Task description: Copy everything in the data below exactly except the pictures.

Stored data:
● ● ● ●
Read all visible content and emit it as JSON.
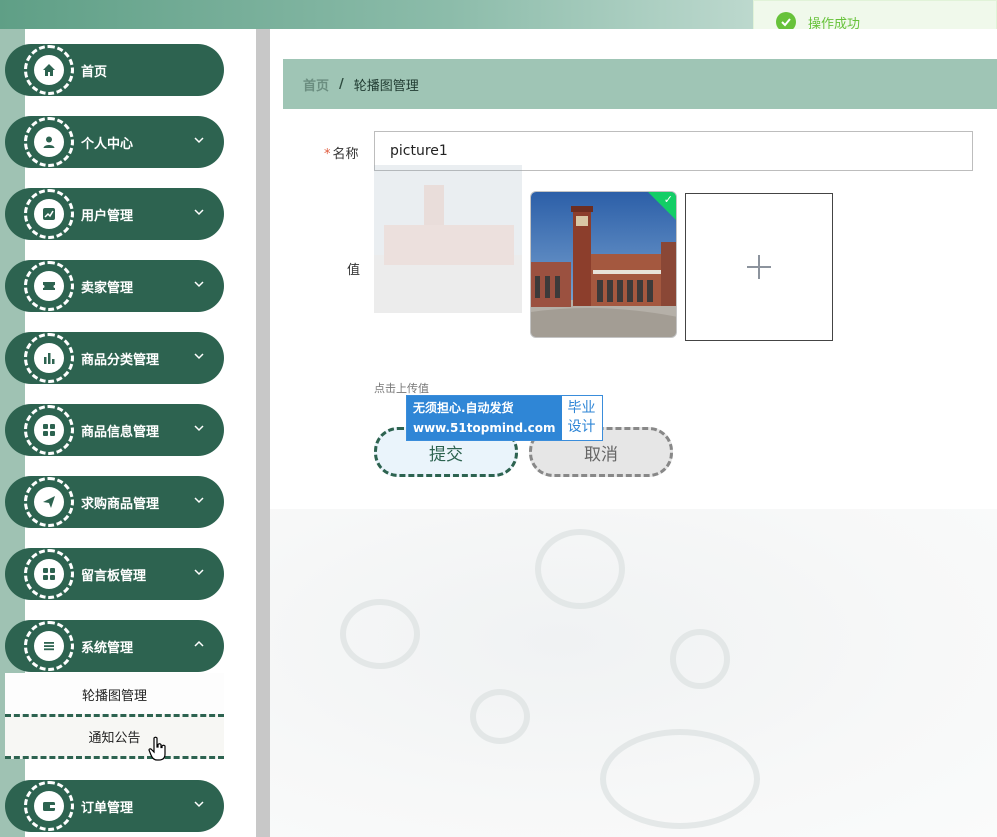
{
  "toast": {
    "text": "操作成功",
    "icon": "check-circle-icon",
    "color": "#67c23a"
  },
  "sidebar": {
    "items": [
      {
        "label": "首页",
        "icon": "home-icon",
        "has_arrow": false
      },
      {
        "label": "个人中心",
        "icon": "user-icon",
        "has_arrow": true
      },
      {
        "label": "用户管理",
        "icon": "chart-line-icon",
        "has_arrow": true
      },
      {
        "label": "卖家管理",
        "icon": "ticket-icon",
        "has_arrow": true
      },
      {
        "label": "商品分类管理",
        "icon": "bar-chart-icon",
        "has_arrow": true
      },
      {
        "label": "商品信息管理",
        "icon": "grid-icon",
        "has_arrow": true
      },
      {
        "label": "求购商品管理",
        "icon": "send-icon",
        "has_arrow": true
      },
      {
        "label": "留言板管理",
        "icon": "grid-icon",
        "has_arrow": true
      },
      {
        "label": "系统管理",
        "icon": "list-icon",
        "has_arrow": true
      },
      {
        "label": "订单管理",
        "icon": "wallet-icon",
        "has_arrow": true
      }
    ],
    "submenu": [
      {
        "label": "轮播图管理"
      },
      {
        "label": "通知公告"
      }
    ]
  },
  "breadcrumb": {
    "home": "首页",
    "separator": "/",
    "current": "轮播图管理"
  },
  "form": {
    "name_label": "名称",
    "required_mark": "*",
    "name_value": "picture1",
    "value_label": "值",
    "upload_tip": "点击上传值",
    "submit_label": "提交",
    "cancel_label": "取消"
  },
  "watermark": {
    "line1": "无须担心.自动发货",
    "line2": "www.51topmind.com",
    "right1": "毕业",
    "right2": "设计"
  },
  "colors": {
    "primary": "#2d6350",
    "breadcrumb_bg": "#9fc5b5",
    "accent_strip": "#9fc2b3"
  }
}
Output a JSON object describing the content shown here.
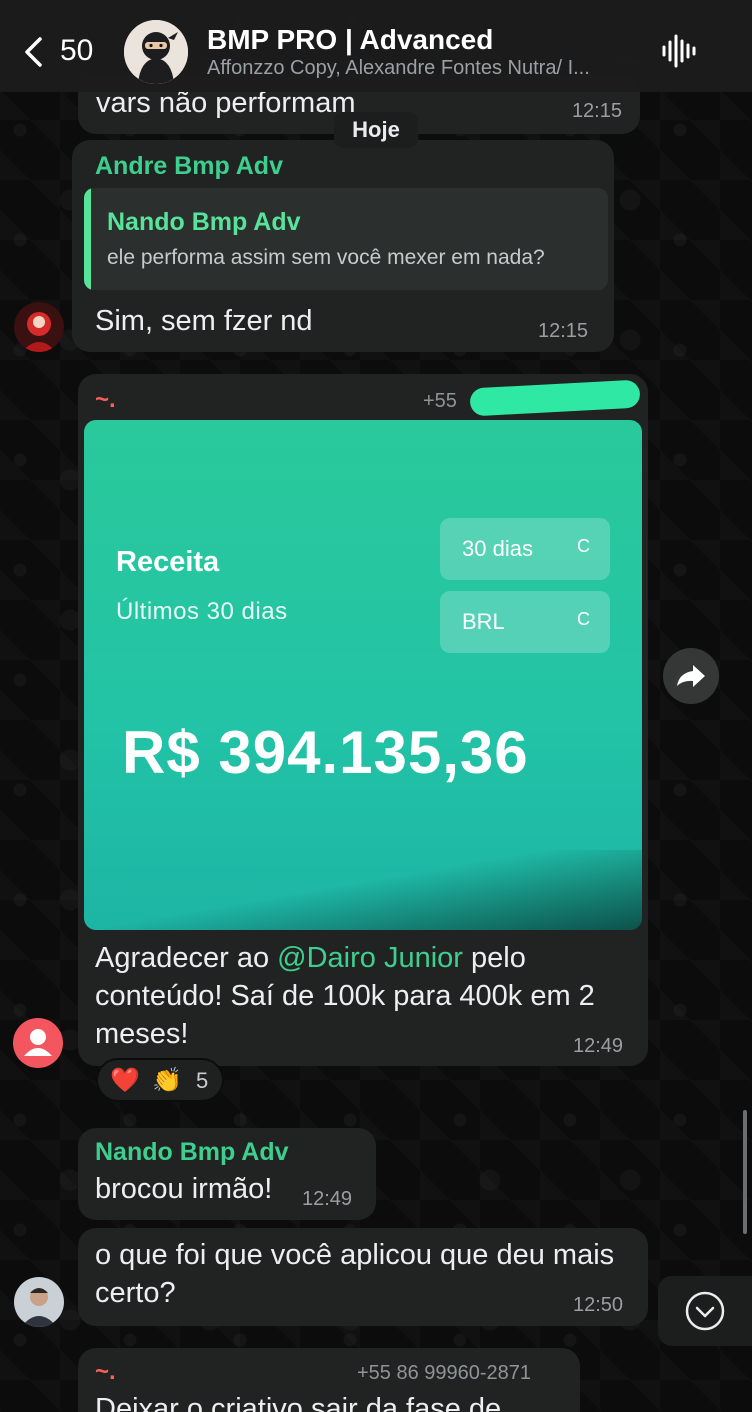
{
  "header": {
    "back_count": "50",
    "title": "BMP PRO | Advanced",
    "members": "Affonzzo Copy, Alexandre Fontes Nutra/ I..."
  },
  "date_separator": "Hoje",
  "messages": [
    {
      "text": "vars não performam",
      "time": "12:15"
    },
    {
      "sender": "Andre Bmp Adv",
      "quote_sender": "Nando Bmp Adv",
      "quote_text": "ele performa assim sem você mexer em nada?",
      "text": "Sim, sem fzer nd",
      "time": "12:15"
    },
    {
      "sender": "~.",
      "phone": "+55",
      "card": {
        "title": "Receita",
        "subtitle": "Últimos 30 dias",
        "period_pill": "30 dias",
        "currency_pill": "BRL",
        "pill_icon": "C",
        "amount": "R$ 394.135,36"
      },
      "text_prefix": "Agradecer ao ",
      "mention": "@Dairo Junior",
      "text_suffix": " pelo conteúdo! Saí de 100k para 400k em 2 meses!",
      "time": "12:49",
      "reactions": {
        "emoji1": "❤️",
        "emoji2": "👏",
        "count": "5"
      }
    },
    {
      "sender": "Nando Bmp Adv",
      "text": "brocou irmão!",
      "time": "12:49"
    },
    {
      "text": "o que foi que você aplicou que deu mais certo?",
      "time": "12:50"
    },
    {
      "sender": "~.",
      "phone": "+55 86 99960-2871",
      "text": "Deixar o criativo sair da fase de"
    }
  ],
  "icons": {
    "back": "chevron-left-icon",
    "audio": "waveform-icon",
    "forward": "forward-arrow-icon",
    "scroll": "chevron-down-icon"
  },
  "colors": {
    "accent_green": "#3ecf8e",
    "card_teal": "#22c3a6",
    "bubble": "#202322"
  }
}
● ● ● ●
Result:
Read all visible content and emit it as JSON.
{
  "toast": {
    "text": "操作成功",
    "icon": "check-circle-icon",
    "color": "#67c23a"
  },
  "sidebar": {
    "items": [
      {
        "label": "首页",
        "icon": "home-icon",
        "has_arrow": false
      },
      {
        "label": "个人中心",
        "icon": "user-icon",
        "has_arrow": true
      },
      {
        "label": "用户管理",
        "icon": "chart-line-icon",
        "has_arrow": true
      },
      {
        "label": "卖家管理",
        "icon": "ticket-icon",
        "has_arrow": true
      },
      {
        "label": "商品分类管理",
        "icon": "bar-chart-icon",
        "has_arrow": true
      },
      {
        "label": "商品信息管理",
        "icon": "grid-icon",
        "has_arrow": true
      },
      {
        "label": "求购商品管理",
        "icon": "send-icon",
        "has_arrow": true
      },
      {
        "label": "留言板管理",
        "icon": "grid-icon",
        "has_arrow": true
      },
      {
        "label": "系统管理",
        "icon": "list-icon",
        "has_arrow": true
      },
      {
        "label": "订单管理",
        "icon": "wallet-icon",
        "has_arrow": true
      }
    ],
    "submenu": [
      {
        "label": "轮播图管理"
      },
      {
        "label": "通知公告"
      }
    ]
  },
  "breadcrumb": {
    "home": "首页",
    "separator": "/",
    "current": "轮播图管理"
  },
  "form": {
    "name_label": "名称",
    "required_mark": "*",
    "name_value": "picture1",
    "value_label": "值",
    "upload_tip": "点击上传值",
    "submit_label": "提交",
    "cancel_label": "取消"
  },
  "watermark": {
    "line1": "无须担心.自动发货",
    "line2": "www.51topmind.com",
    "right1": "毕业",
    "right2": "设计"
  },
  "colors": {
    "primary": "#2d6350",
    "breadcrumb_bg": "#9fc5b5",
    "accent_strip": "#9fc2b3"
  }
}
Output a JSON object describing the content shown here.
{
  "header": {
    "back_count": "50",
    "title": "BMP PRO | Advanced",
    "members": "Affonzzo Copy, Alexandre Fontes Nutra/ I..."
  },
  "date_separator": "Hoje",
  "messages": [
    {
      "text": "vars não performam",
      "time": "12:15"
    },
    {
      "sender": "Andre Bmp Adv",
      "quote_sender": "Nando Bmp Adv",
      "quote_text": "ele performa assim sem você mexer em nada?",
      "text": "Sim, sem fzer nd",
      "time": "12:15"
    },
    {
      "sender": "~.",
      "phone": "+55",
      "card": {
        "title": "Receita",
        "subtitle": "Últimos 30 dias",
        "period_pill": "30 dias",
        "currency_pill": "BRL",
        "pill_icon": "C",
        "amount": "R$ 394.135,36"
      },
      "text_prefix": "Agradecer ao ",
      "mention": "@Dairo Junior",
      "text_suffix": " pelo conteúdo! Saí de 100k para 400k em 2 meses!",
      "time": "12:49",
      "reactions": {
        "emoji1": "❤️",
        "emoji2": "👏",
        "count": "5"
      }
    },
    {
      "sender": "Nando Bmp Adv",
      "text": "brocou irmão!",
      "time": "12:49"
    },
    {
      "text": "o que foi que você aplicou que deu mais certo?",
      "time": "12:50"
    },
    {
      "sender": "~.",
      "phone": "+55 86 99960-2871",
      "text": "Deixar o criativo sair da fase de"
    }
  ],
  "icons": {
    "back": "chevron-left-icon",
    "audio": "waveform-icon",
    "forward": "forward-arrow-icon",
    "scroll": "chevron-down-icon"
  },
  "colors": {
    "accent_green": "#3ecf8e",
    "card_teal": "#22c3a6",
    "bubble": "#202322"
  }
}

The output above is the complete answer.